Description of the task: Reproduce verbatim the passage of the wine dinner account between "One year has" and "better one ahead!", inclusive.

Text extract:
________________________

One year has flown by in record pace, and the group reconvened in Jade Palace for the second installment in our ambitiously named series of annual dinner. As would be expected, tremendous wines all round, perhaps just marred by a couple of flawed bottles. Quite surprisingly, in the midst of some really solid Burgundies, white and red, it was a 1962 Mouton and the couple of sweets that really stole the show for me. Cheers to a good year past and to a better one ahead!

________________________

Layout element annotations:
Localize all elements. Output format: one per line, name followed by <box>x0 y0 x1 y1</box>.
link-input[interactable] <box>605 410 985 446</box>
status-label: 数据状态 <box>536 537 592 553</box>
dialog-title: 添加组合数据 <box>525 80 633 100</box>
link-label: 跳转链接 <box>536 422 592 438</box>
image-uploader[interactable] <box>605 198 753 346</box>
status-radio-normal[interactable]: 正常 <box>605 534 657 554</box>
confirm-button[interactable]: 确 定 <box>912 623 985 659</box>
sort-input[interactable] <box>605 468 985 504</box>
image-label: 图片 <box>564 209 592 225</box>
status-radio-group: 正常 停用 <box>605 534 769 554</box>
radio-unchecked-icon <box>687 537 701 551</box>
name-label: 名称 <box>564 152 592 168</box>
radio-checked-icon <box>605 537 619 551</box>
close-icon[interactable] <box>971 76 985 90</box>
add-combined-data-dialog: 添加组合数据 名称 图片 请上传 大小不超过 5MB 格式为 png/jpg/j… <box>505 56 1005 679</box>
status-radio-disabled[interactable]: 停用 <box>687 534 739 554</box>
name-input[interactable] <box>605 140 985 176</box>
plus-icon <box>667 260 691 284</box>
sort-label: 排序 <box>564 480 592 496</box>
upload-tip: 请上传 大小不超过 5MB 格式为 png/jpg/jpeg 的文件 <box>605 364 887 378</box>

________________________

Result of this exercise:
One year has flown by in record pace, and the group reconvened in Jade Palace for the second installment in our ambitiously named series of annual dinner. As would be expected, tremendous wines all round, perhaps just marred by a couple of flawed bottles. Quite surprisingly, in the midst of some really solid Burgundies, white and red, it was a 1962 Mouton and the couple of sweets that really stole the show for me. Cheers to a good year past and to a better one ahead!